▶ **To do**
Only the pictures are to be left out; set down the rest of the records exactly.
--- Begin Extracted records ---
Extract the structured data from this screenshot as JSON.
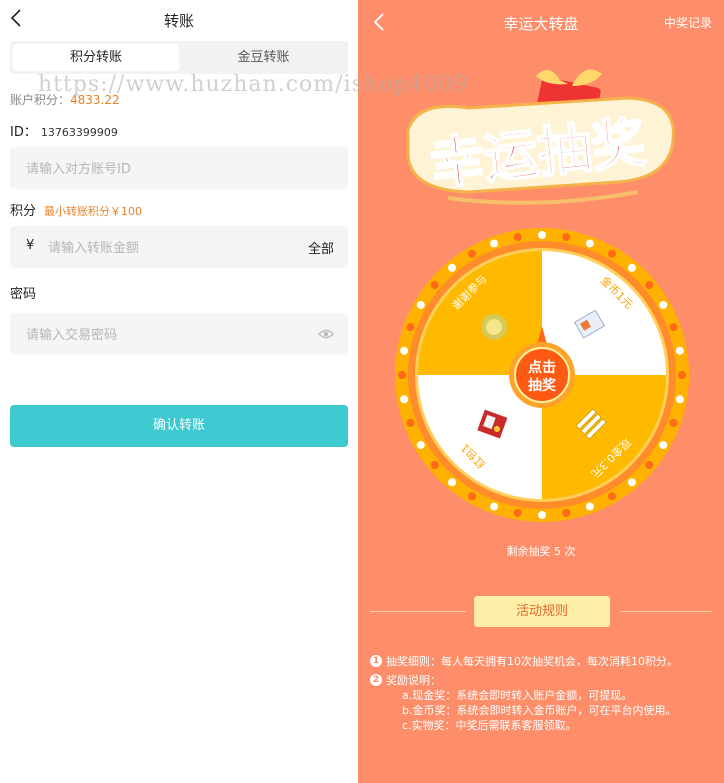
{
  "transfer": {
    "title": "转账",
    "tabs": [
      {
        "label": "积分转账",
        "active": true
      },
      {
        "label": "金豆转账",
        "active": false
      }
    ],
    "balance_label": "账户积分：",
    "balance_value": "4833.22",
    "id_label": "ID：",
    "id_value": "13763399909",
    "account_placeholder": "请输入对方账号ID",
    "points_label": "积分",
    "min_note": "最小转账积分￥100",
    "currency_symbol": "¥",
    "amount_placeholder": "请输入转账金额",
    "all_label": "全部",
    "password_label": "密码",
    "password_placeholder": "请输入交易密码",
    "confirm_label": "确认转账"
  },
  "watermark": "https://www.huzhan.com/ishop4009",
  "lottery": {
    "title": "幸运大转盘",
    "records_label": "中奖记录",
    "banner_text": "幸运抽奖",
    "spin_label_line1": "点击",
    "spin_label_line2": "抽奖",
    "prizes": [
      "谢谢参与",
      "金币1元",
      "现金0.3元",
      "红包1"
    ],
    "remaining": "剩余抽奖 5 次",
    "rules_button": "活动规则",
    "notes": [
      {
        "num": "1",
        "text": "抽奖细则：每人每天拥有10次抽奖机会，每次消耗10积分。"
      },
      {
        "num": "2",
        "text": "奖励说明：",
        "items": [
          "a.现金奖：系统会即时转入账户金额，可提现。",
          "b.金币奖：系统会即时转入金币账户，可在平台内使用。",
          "c.实物奖：中奖后需联系客服领取。"
        ]
      }
    ]
  },
  "colors": {
    "accent": "#3ec9d0",
    "lottery_bg": "#fe8e6a",
    "wheel_yellow": "#ffba00",
    "ring_orange": "#ff8a00",
    "spin_red": "#ff5a14",
    "rules_bg": "#fdeea8",
    "highlight_orange": "#e8822a"
  },
  "icons": {
    "back": "chevron-left-icon",
    "eye": "eye-icon",
    "note": "numbered-circle-icon"
  }
}
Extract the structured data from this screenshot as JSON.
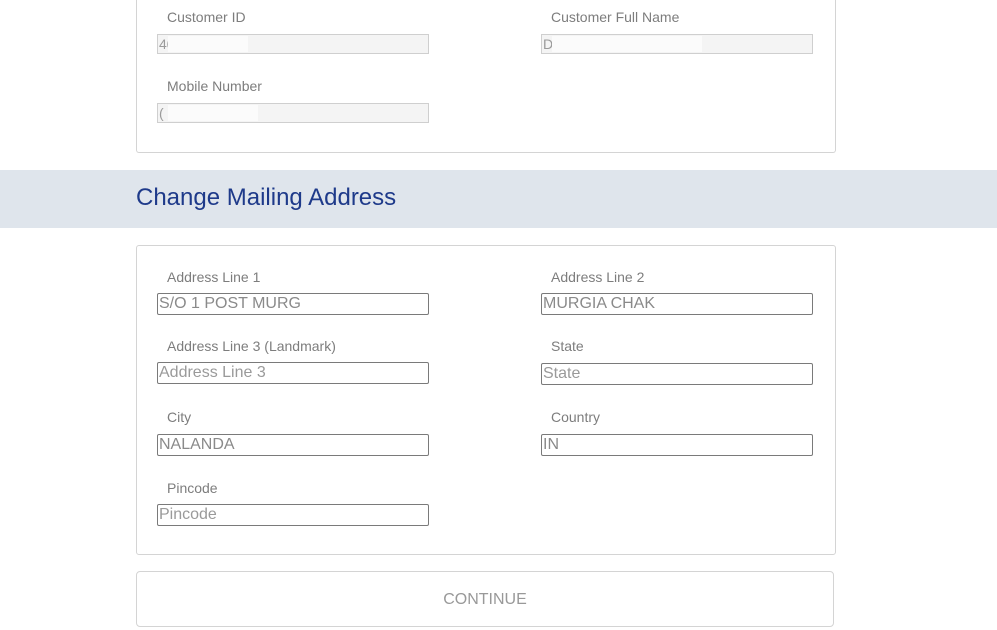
--- End Extracted records ---
▶ **Full answer**
Extract the structured data from this screenshot as JSON.
{
  "transfer": {
    "title": "转账",
    "tabs": [
      {
        "label": "积分转账",
        "active": true
      },
      {
        "label": "金豆转账",
        "active": false
      }
    ],
    "balance_label": "账户积分：",
    "balance_value": "4833.22",
    "id_label": "ID：",
    "id_value": "13763399909",
    "account_placeholder": "请输入对方账号ID",
    "points_label": "积分",
    "min_note": "最小转账积分￥100",
    "currency_symbol": "¥",
    "amount_placeholder": "请输入转账金额",
    "all_label": "全部",
    "password_label": "密码",
    "password_placeholder": "请输入交易密码",
    "confirm_label": "确认转账"
  },
  "watermark": "https://www.huzhan.com/ishop4009",
  "lottery": {
    "title": "幸运大转盘",
    "records_label": "中奖记录",
    "banner_text": "幸运抽奖",
    "spin_label_line1": "点击",
    "spin_label_line2": "抽奖",
    "prizes": [
      "谢谢参与",
      "金币1元",
      "现金0.3元",
      "红包1"
    ],
    "remaining": "剩余抽奖 5 次",
    "rules_button": "活动规则",
    "notes": [
      {
        "num": "1",
        "text": "抽奖细则：每人每天拥有10次抽奖机会，每次消耗10积分。"
      },
      {
        "num": "2",
        "text": "奖励说明：",
        "items": [
          "a.现金奖：系统会即时转入账户金额，可提现。",
          "b.金币奖：系统会即时转入金币账户，可在平台内使用。",
          "c.实物奖：中奖后需联系客服领取。"
        ]
      }
    ]
  },
  "colors": {
    "accent": "#3ec9d0",
    "lottery_bg": "#fe8e6a",
    "wheel_yellow": "#ffba00",
    "ring_orange": "#ff8a00",
    "spin_red": "#ff5a14",
    "rules_bg": "#fdeea8",
    "highlight_orange": "#e8822a"
  },
  "icons": {
    "back": "chevron-left-icon",
    "eye": "eye-icon",
    "note": "numbered-circle-icon"
  }
}
Extract the structured data from this screenshot as JSON.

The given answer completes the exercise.